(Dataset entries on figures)
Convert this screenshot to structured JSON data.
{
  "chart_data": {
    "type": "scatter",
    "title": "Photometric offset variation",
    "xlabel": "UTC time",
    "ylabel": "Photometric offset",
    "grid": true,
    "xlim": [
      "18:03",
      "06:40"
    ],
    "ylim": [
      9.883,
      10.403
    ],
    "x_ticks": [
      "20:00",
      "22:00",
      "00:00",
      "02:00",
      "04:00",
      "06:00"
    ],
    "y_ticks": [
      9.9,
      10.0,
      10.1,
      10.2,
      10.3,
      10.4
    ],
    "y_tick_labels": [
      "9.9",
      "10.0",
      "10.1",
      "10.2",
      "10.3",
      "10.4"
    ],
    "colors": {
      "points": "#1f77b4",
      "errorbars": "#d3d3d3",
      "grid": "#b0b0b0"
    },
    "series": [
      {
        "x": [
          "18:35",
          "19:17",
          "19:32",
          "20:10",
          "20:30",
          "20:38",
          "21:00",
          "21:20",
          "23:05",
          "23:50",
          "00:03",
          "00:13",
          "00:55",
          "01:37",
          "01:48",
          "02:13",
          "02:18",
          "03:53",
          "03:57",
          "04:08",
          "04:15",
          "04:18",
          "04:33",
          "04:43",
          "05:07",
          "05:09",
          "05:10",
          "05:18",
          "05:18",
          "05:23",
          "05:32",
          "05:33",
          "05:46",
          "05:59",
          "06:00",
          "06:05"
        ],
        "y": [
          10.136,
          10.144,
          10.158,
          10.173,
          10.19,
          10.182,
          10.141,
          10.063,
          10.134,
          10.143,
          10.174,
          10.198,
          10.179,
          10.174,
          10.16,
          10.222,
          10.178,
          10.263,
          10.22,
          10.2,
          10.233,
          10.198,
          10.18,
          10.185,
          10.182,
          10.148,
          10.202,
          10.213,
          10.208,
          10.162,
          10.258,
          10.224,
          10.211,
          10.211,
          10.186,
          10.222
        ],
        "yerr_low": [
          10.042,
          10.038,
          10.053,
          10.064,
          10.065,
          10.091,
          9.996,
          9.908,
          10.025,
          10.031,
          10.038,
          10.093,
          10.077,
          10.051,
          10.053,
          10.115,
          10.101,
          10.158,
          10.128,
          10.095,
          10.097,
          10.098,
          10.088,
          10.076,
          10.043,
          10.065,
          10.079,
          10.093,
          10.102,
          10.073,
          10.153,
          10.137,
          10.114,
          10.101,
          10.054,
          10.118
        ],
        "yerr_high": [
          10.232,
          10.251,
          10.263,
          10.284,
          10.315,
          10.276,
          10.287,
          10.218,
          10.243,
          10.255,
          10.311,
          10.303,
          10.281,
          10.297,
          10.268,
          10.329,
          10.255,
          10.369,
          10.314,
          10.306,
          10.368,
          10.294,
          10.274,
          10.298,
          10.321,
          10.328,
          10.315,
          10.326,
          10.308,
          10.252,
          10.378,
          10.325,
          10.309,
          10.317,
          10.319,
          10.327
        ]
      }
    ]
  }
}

● **Work to complete**:
Report all lines of the material that contain the word "Photometric".

● **The reply**:
    "title": "Photometric offset variation",
    "ylabel": "Photometric offset",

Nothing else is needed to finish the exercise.